**Task directions:** Quote every entry word for word.

==================================================

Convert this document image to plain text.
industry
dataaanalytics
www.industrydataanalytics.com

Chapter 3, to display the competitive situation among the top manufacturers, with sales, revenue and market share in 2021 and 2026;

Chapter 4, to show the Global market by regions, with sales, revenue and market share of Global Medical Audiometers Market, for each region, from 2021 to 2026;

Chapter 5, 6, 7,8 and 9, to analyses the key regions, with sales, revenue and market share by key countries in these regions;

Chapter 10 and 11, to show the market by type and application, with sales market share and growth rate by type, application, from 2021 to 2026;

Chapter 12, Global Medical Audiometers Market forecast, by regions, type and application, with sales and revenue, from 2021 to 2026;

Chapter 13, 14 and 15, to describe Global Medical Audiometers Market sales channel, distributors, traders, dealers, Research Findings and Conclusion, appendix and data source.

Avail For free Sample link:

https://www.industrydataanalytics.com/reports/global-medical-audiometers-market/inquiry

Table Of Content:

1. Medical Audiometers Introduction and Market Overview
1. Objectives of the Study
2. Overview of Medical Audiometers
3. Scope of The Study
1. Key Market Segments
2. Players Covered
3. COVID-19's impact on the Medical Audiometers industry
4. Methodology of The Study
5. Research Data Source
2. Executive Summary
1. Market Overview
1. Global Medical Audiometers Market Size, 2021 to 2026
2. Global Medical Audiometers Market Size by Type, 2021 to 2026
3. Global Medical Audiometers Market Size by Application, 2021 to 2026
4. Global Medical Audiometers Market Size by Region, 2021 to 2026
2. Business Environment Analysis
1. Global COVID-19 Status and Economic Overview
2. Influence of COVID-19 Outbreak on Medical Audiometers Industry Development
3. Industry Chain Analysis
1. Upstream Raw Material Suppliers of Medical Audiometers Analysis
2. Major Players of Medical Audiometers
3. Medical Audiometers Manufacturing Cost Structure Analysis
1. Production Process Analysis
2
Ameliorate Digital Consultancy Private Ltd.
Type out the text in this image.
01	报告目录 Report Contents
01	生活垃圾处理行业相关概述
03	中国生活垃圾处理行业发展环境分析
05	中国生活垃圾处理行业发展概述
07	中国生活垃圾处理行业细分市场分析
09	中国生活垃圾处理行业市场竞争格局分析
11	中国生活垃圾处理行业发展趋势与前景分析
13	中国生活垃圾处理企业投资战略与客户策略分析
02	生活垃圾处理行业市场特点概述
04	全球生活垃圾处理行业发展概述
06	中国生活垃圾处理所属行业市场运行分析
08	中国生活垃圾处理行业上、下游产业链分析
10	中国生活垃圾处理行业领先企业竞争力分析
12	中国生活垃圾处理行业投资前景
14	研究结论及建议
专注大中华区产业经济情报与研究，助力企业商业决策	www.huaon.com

==================================================

**Solution to this exercise:**
Convert this document image to plain text.
industry
dataaanalytics
www.industrydataanalytics.com

Chapter 3, to display the competitive situation among the top manufacturers, with sales, revenue and market share in 2021 and 2026;

Chapter 4, to show the Global market by regions, with sales, revenue and market share of Global Medical Audiometers Market, for each region, from 2021 to 2026;

Chapter 5, 6, 7,8 and 9, to analyses the key regions, with sales, revenue and market share by key countries in these regions;

Chapter 10 and 11, to show the market by type and application, with sales market share and growth rate by type, application, from 2021 to 2026;

Chapter 12, Global Medical Audiometers Market forecast, by regions, type and application, with sales and revenue, from 2021 to 2026;

Chapter 13, 14 and 15, to describe Global Medical Audiometers Market sales channel, distributors, traders, dealers, Research Findings and Conclusion, appendix and data source.

Avail For free Sample link:

https://www.industrydataanalytics.com/reports/global-medical-audiometers-market/inquiry

Table Of Content:

1. Medical Audiometers Introduction and Market Overview
1. Objectives of the Study
2. Overview of Medical Audiometers
3. Scope of The Study
1. Key Market Segments
2. Players Covered
3. COVID-19's impact on the Medical Audiometers industry
4. Methodology of The Study
5. Research Data Source
2. Executive Summary
1. Market Overview
1. Global Medical Audiometers Market Size, 2021 to 2026
2. Global Medical Audiometers Market Size by Type, 2021 to 2026
3. Global Medical Audiometers Market Size by Application, 2021 to 2026
4. Global Medical Audiometers Market Size by Region, 2021 to 2026
2. Business Environment Analysis
1. Global COVID-19 Status and Economic Overview
2. Influence of COVID-19 Outbreak on Medical Audiometers Industry Development
3. Industry Chain Analysis
1. Upstream Raw Material Suppliers of Medical Audiometers Analysis
2. Major Players of Medical Audiometers
3. Medical Audiometers Manufacturing Cost Structure Analysis
1. Production Process Analysis
2
Ameliorate Digital Consultancy Private Ltd.
Type out the text in this image.
01	报告目录 Report Contents
01	生活垃圾处理行业相关概述
03	中国生活垃圾处理行业发展环境分析
05	中国生活垃圾处理行业发展概述
07	中国生活垃圾处理行业细分市场分析
09	中国生活垃圾处理行业市场竞争格局分析
11	中国生活垃圾处理行业发展趋势与前景分析
13	中国生活垃圾处理企业投资战略与客户策略分析
02	生活垃圾处理行业市场特点概述
04	全球生活垃圾处理行业发展概述
06	中国生活垃圾处理所属行业市场运行分析
08	中国生活垃圾处理行业上、下游产业链分析
10	中国生活垃圾处理行业领先企业竞争力分析
12	中国生活垃圾处理行业投资前景
14	研究结论及建议
专注大中华区产业经济情报与研究，助力企业商业决策	www.huaon.com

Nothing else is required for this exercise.